- **What to do**:
Extract each line holding the word "следующей" from the entries.

- **Listed records**:
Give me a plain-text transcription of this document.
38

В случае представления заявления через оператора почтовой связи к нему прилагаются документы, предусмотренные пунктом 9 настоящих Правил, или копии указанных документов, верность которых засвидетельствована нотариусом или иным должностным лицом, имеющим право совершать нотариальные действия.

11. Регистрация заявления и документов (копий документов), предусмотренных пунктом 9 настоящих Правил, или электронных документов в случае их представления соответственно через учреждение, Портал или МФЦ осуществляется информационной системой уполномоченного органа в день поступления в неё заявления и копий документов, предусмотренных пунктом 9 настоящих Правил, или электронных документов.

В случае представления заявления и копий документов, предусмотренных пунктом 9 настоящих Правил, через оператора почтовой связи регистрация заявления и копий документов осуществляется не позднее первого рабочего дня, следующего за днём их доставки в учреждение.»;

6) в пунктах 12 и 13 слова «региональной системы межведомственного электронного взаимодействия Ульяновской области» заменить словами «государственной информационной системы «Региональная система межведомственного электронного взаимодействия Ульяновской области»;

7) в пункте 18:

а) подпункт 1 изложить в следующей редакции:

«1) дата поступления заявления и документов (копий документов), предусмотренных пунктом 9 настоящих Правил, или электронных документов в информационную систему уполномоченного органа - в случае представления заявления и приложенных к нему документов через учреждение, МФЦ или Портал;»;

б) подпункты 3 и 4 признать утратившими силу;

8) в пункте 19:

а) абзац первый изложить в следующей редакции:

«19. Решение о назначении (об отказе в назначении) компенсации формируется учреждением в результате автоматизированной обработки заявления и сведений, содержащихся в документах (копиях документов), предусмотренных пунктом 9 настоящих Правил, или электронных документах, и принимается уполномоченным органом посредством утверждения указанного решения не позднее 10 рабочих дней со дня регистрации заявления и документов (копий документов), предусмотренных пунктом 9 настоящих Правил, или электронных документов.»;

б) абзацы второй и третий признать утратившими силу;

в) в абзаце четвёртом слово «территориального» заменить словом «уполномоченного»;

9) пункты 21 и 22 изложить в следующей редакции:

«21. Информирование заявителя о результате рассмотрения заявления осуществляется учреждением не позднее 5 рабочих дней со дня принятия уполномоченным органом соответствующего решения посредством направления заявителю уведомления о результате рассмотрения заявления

- **Result below**:
а) подпункт 1 изложить в следующей редакции:
а) абзац первый изложить в следующей редакции:
9) пункты 21 и 22 изложить в следующей редакции:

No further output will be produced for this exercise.